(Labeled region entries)

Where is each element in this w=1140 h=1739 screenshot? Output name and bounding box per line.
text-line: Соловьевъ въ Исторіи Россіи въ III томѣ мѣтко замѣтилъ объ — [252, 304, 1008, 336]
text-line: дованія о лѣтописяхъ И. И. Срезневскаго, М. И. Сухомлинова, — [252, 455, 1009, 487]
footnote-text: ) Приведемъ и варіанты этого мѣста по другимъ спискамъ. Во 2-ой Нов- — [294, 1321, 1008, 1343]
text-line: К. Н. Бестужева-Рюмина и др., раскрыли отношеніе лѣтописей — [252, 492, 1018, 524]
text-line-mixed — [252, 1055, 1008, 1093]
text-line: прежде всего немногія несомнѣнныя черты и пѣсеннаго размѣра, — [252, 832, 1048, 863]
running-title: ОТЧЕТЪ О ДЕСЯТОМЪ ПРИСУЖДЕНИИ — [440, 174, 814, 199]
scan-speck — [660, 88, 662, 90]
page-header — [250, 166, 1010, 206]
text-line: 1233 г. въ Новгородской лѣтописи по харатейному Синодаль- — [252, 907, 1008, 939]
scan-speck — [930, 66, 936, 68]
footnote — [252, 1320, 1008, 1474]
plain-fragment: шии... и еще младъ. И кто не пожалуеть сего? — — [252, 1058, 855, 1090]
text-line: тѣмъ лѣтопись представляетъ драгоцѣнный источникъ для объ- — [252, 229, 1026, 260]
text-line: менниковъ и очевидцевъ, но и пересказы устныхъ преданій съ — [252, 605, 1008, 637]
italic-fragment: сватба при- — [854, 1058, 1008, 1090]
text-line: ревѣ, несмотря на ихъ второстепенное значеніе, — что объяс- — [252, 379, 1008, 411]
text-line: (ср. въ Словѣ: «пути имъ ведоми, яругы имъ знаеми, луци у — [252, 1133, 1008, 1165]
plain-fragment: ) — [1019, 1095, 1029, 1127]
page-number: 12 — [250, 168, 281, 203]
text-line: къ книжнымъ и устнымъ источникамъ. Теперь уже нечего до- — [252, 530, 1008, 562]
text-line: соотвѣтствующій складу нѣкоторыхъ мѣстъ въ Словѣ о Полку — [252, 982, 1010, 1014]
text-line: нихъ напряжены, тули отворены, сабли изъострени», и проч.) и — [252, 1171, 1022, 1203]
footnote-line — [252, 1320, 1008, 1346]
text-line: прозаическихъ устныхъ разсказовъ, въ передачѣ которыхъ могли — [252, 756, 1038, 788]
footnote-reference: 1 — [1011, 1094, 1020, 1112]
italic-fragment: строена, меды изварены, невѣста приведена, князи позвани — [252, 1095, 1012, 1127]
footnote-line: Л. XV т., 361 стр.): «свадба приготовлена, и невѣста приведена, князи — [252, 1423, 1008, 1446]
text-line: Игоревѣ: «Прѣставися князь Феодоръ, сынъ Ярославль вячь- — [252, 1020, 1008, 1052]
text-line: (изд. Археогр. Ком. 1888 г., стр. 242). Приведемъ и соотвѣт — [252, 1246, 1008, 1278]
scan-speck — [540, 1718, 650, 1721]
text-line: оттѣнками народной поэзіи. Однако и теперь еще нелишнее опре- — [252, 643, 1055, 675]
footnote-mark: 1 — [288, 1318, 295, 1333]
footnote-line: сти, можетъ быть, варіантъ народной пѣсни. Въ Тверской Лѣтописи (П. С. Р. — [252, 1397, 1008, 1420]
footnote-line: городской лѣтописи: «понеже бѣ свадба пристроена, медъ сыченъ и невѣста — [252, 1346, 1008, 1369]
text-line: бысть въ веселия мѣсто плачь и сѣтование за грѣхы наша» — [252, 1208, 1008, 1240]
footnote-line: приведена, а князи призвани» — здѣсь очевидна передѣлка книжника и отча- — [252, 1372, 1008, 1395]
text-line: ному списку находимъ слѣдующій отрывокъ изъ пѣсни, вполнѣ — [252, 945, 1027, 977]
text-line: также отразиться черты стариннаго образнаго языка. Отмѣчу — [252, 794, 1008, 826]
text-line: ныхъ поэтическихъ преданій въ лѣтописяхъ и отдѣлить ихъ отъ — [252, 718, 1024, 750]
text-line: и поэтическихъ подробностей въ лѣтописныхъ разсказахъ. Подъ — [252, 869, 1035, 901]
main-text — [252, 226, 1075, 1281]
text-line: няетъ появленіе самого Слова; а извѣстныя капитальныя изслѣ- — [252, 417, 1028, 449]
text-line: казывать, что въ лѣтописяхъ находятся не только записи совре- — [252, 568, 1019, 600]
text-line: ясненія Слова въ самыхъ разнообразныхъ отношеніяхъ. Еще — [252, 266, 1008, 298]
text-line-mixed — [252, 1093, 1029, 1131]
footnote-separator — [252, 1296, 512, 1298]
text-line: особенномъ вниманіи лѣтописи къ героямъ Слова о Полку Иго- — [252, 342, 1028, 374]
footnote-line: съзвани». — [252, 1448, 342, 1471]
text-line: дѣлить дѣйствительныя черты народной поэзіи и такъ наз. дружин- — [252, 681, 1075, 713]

Exercise instructions: Retype every item above without altering a single character.

Written answer:
Where is each element in this w=1140 h=1739 screenshot? Output name and bounding box per line.
text-line: Соловьевъ въ Исторіи Россіи въ III томѣ мѣтко замѣтилъ объ — [252, 304, 1008, 336]
text-line: дованія о лѣтописяхъ И. И. Срезневскаго, М. И. Сухомлинова, — [252, 455, 1009, 487]
footnote-text: ) Приведемъ и варіанты этого мѣста по другимъ спискамъ. Во 2-ой Нов- — [294, 1321, 1008, 1343]
text-line: К. Н. Бестужева-Рюмина и др., раскрыли отношеніе лѣтописей — [252, 492, 1018, 524]
text-line-mixed — [252, 1055, 1008, 1093]
text-line: прежде всего немногія несомнѣнныя черты и пѣсеннаго размѣра, — [252, 832, 1048, 863]
running-title: ОТЧЕТЪ О ДЕСЯТОМЪ ПРИСУЖДЕНИИ — [440, 174, 814, 199]
scan-speck — [660, 88, 662, 90]
page-header — [250, 166, 1010, 206]
text-line: 1233 г. въ Новгородской лѣтописи по харатейному Синодаль- — [252, 907, 1008, 939]
scan-speck — [930, 66, 936, 68]
footnote — [252, 1320, 1008, 1474]
plain-fragment: шии... и еще младъ. И кто не пожалуеть сего? — — [252, 1058, 855, 1090]
text-line: тѣмъ лѣтопись представляетъ драгоцѣнный источникъ для объ- — [252, 229, 1026, 260]
text-line: менниковъ и очевидцевъ, но и пересказы устныхъ преданій съ — [252, 605, 1008, 637]
italic-fragment: сватба при- — [854, 1058, 1008, 1090]
text-line: ревѣ, несмотря на ихъ второстепенное значеніе, — что объяс- — [252, 379, 1008, 411]
text-line: (ср. въ Словѣ: «пути имъ ведоми, яругы имъ знаеми, луци у — [252, 1133, 1008, 1165]
plain-fragment: ) — [1019, 1095, 1029, 1127]
page-number: 12 — [250, 168, 281, 203]
text-line: къ книжнымъ и устнымъ источникамъ. Теперь уже нечего до- — [252, 530, 1008, 562]
text-line: соотвѣтствующій складу нѣкоторыхъ мѣстъ въ Словѣ о Полку — [252, 982, 1010, 1014]
text-line: нихъ напряжены, тули отворены, сабли изъострени», и проч.) и — [252, 1171, 1022, 1203]
footnote-line — [252, 1320, 1008, 1346]
text-line: прозаическихъ устныхъ разсказовъ, въ передачѣ которыхъ могли — [252, 756, 1038, 788]
footnote-reference: 1 — [1011, 1094, 1020, 1112]
italic-fragment: строена, меды изварены, невѣста приведена, князи позвани — [252, 1095, 1012, 1127]
footnote-line: Л. XV т., 361 стр.): «свадба приготовлена, и невѣста приведена, князи — [252, 1423, 1008, 1446]
text-line: Игоревѣ: «Прѣставися князь Феодоръ, сынъ Ярославль вячь- — [252, 1020, 1008, 1052]
text-line: (изд. Археогр. Ком. 1888 г., стр. 242). Приведемъ и соотвѣт — [252, 1246, 1008, 1278]
scan-speck — [540, 1718, 650, 1721]
text-line: оттѣнками народной поэзіи. Однако и теперь еще нелишнее опре- — [252, 643, 1055, 675]
footnote-mark: 1 — [288, 1318, 295, 1333]
footnote-line: сти, можетъ быть, варіантъ народной пѣсни. Въ Тверской Лѣтописи (П. С. Р. — [252, 1397, 1008, 1420]
footnote-line: городской лѣтописи: «понеже бѣ свадба пристроена, медъ сыченъ и невѣста — [252, 1346, 1008, 1369]
text-line: бысть въ веселия мѣсто плачь и сѣтование за грѣхы наша» — [252, 1208, 1008, 1240]
footnote-line: приведена, а князи призвани» — здѣсь очевидна передѣлка книжника и отча- — [252, 1372, 1008, 1395]
text-line: ному списку находимъ слѣдующій отрывокъ изъ пѣсни, вполнѣ — [252, 945, 1027, 977]
text-line: также отразиться черты стариннаго образнаго языка. Отмѣчу — [252, 794, 1008, 826]
text-line: ныхъ поэтическихъ преданій въ лѣтописяхъ и отдѣлить ихъ отъ — [252, 718, 1024, 750]
text-line: и поэтическихъ подробностей въ лѣтописныхъ разсказахъ. Подъ — [252, 869, 1035, 901]
main-text — [252, 226, 1075, 1281]
text-line: няетъ появленіе самого Слова; а извѣстныя капитальныя изслѣ- — [252, 417, 1028, 449]
text-line: казывать, что въ лѣтописяхъ находятся не только записи совре- — [252, 568, 1019, 600]
text-line: ясненія Слова въ самыхъ разнообразныхъ отношеніяхъ. Еще — [252, 266, 1008, 298]
text-line-mixed — [252, 1093, 1029, 1131]
footnote-separator — [252, 1296, 512, 1298]
text-line: особенномъ вниманіи лѣтописи къ героямъ Слова о Полку Иго- — [252, 342, 1028, 374]
footnote-line: съзвани». — [252, 1448, 342, 1471]
text-line: дѣлить дѣйствительныя черты народной поэзіи и такъ наз. дружин- — [252, 681, 1075, 713]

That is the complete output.